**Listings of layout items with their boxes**
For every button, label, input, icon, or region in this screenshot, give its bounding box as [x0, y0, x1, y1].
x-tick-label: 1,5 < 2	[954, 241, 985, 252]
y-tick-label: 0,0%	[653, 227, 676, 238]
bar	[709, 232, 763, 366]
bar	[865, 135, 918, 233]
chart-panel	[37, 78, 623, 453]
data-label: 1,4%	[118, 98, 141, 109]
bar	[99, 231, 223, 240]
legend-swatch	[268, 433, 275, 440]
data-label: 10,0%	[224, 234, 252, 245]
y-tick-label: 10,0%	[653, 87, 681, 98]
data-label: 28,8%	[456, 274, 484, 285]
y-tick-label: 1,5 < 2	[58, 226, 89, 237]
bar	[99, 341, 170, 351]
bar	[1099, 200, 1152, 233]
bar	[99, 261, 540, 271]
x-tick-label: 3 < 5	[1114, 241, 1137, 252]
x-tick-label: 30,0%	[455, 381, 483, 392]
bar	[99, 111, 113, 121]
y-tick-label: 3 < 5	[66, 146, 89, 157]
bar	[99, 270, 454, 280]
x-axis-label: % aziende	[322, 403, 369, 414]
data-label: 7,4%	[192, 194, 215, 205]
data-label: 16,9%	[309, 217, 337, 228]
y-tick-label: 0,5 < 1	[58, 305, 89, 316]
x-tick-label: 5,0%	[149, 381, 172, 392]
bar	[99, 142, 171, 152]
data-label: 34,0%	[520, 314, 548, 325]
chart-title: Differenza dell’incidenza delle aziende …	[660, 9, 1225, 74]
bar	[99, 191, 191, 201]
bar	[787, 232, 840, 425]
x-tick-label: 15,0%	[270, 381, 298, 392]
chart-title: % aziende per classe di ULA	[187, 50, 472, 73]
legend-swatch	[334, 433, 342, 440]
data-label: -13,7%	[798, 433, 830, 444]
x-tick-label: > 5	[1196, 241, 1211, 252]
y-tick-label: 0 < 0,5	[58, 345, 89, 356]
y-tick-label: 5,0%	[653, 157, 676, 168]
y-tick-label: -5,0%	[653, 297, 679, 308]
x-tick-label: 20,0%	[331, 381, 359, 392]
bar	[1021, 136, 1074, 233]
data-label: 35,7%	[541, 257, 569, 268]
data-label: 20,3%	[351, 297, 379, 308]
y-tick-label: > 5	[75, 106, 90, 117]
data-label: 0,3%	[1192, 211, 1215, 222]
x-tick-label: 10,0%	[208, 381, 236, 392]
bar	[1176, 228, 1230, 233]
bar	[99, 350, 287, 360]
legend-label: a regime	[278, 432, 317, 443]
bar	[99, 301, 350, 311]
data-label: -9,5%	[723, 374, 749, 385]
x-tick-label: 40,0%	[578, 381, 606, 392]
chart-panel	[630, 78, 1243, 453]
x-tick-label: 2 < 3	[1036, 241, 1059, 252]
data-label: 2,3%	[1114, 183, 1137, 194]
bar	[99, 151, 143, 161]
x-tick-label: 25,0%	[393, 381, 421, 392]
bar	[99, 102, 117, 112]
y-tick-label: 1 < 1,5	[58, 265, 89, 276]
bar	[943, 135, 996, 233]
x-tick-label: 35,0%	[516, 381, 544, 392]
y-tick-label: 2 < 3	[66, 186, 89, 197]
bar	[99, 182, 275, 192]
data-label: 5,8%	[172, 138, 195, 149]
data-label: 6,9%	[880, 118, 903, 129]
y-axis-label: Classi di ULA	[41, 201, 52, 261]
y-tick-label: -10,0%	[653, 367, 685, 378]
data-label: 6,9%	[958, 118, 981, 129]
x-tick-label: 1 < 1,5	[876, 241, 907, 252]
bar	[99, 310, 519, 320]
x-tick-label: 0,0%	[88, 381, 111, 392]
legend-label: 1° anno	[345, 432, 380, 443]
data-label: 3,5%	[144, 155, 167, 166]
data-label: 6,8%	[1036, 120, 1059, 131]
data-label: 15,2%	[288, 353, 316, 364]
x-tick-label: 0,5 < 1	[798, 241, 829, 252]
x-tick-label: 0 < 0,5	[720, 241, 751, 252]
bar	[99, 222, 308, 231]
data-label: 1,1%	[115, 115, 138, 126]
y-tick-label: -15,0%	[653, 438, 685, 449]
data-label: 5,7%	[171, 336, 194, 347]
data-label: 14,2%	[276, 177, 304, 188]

**Brief**
Write out every line of the material above word for word, keeping the lines in their original order.

**Task result**
For every button, label, input, icon, or region in this screenshot, give its bounding box as [x0, y0, x1, y1].
x-tick-label: 1,5 < 2	[954, 241, 985, 252]
y-tick-label: 0,0%	[653, 227, 676, 238]
bar	[709, 232, 763, 366]
bar	[865, 135, 918, 233]
chart-panel	[37, 78, 623, 453]
data-label: 1,4%	[118, 98, 141, 109]
bar	[99, 231, 223, 240]
legend-swatch	[268, 433, 275, 440]
data-label: 10,0%	[224, 234, 252, 245]
y-tick-label: 10,0%	[653, 87, 681, 98]
data-label: 28,8%	[456, 274, 484, 285]
y-tick-label: 1,5 < 2	[58, 226, 89, 237]
bar	[99, 341, 170, 351]
bar	[1099, 200, 1152, 233]
bar	[99, 261, 540, 271]
x-tick-label: 3 < 5	[1114, 241, 1137, 252]
x-tick-label: 30,0%	[455, 381, 483, 392]
bar	[99, 111, 113, 121]
y-tick-label: 3 < 5	[66, 146, 89, 157]
bar	[99, 270, 454, 280]
x-axis-label: % aziende	[322, 403, 369, 414]
data-label: 7,4%	[192, 194, 215, 205]
data-label: 16,9%	[309, 217, 337, 228]
y-tick-label: 0,5 < 1	[58, 305, 89, 316]
x-tick-label: 5,0%	[149, 381, 172, 392]
bar	[99, 142, 171, 152]
data-label: 34,0%	[520, 314, 548, 325]
chart-title: Differenza dell’incidenza delle aziende …	[660, 9, 1225, 74]
bar	[99, 191, 191, 201]
bar	[787, 232, 840, 425]
x-tick-label: 15,0%	[270, 381, 298, 392]
chart-title: % aziende per classe di ULA	[187, 50, 472, 73]
legend-swatch	[334, 433, 342, 440]
data-label: -13,7%	[798, 433, 830, 444]
x-tick-label: > 5	[1196, 241, 1211, 252]
y-tick-label: 0 < 0,5	[58, 345, 89, 356]
y-tick-label: 5,0%	[653, 157, 676, 168]
y-tick-label: -5,0%	[653, 297, 679, 308]
x-tick-label: 20,0%	[331, 381, 359, 392]
bar	[1021, 136, 1074, 233]
data-label: 35,7%	[541, 257, 569, 268]
data-label: 20,3%	[351, 297, 379, 308]
y-tick-label: > 5	[75, 106, 90, 117]
data-label: 0,3%	[1192, 211, 1215, 222]
x-tick-label: 10,0%	[208, 381, 236, 392]
bar	[1176, 228, 1230, 233]
bar	[99, 350, 287, 360]
legend-label: a regime	[278, 432, 317, 443]
bar	[99, 301, 350, 311]
data-label: -9,5%	[723, 374, 749, 385]
x-tick-label: 40,0%	[578, 381, 606, 392]
chart-panel	[630, 78, 1243, 453]
x-tick-label: 2 < 3	[1036, 241, 1059, 252]
data-label: 2,3%	[1114, 183, 1137, 194]
bar	[99, 151, 143, 161]
x-tick-label: 25,0%	[393, 381, 421, 392]
bar	[99, 102, 117, 112]
y-tick-label: 1 < 1,5	[58, 265, 89, 276]
bar	[943, 135, 996, 233]
x-tick-label: 35,0%	[516, 381, 544, 392]
y-tick-label: 2 < 3	[66, 186, 89, 197]
bar	[99, 182, 275, 192]
data-label: 5,8%	[172, 138, 195, 149]
data-label: 6,9%	[880, 118, 903, 129]
y-axis-label: Classi di ULA	[41, 201, 52, 261]
y-tick-label: -10,0%	[653, 367, 685, 378]
data-label: 6,9%	[958, 118, 981, 129]
x-tick-label: 1 < 1,5	[876, 241, 907, 252]
bar	[99, 310, 519, 320]
x-tick-label: 0,0%	[88, 381, 111, 392]
legend-label: 1° anno	[345, 432, 380, 443]
data-label: 3,5%	[144, 155, 167, 166]
data-label: 6,8%	[1036, 120, 1059, 131]
data-label: 15,2%	[288, 353, 316, 364]
x-tick-label: 0,5 < 1	[798, 241, 829, 252]
x-tick-label: 0 < 0,5	[720, 241, 751, 252]
bar	[99, 222, 308, 231]
data-label: 1,1%	[115, 115, 138, 126]
y-tick-label: -15,0%	[653, 438, 685, 449]
data-label: 5,7%	[171, 336, 194, 347]
data-label: 14,2%	[276, 177, 304, 188]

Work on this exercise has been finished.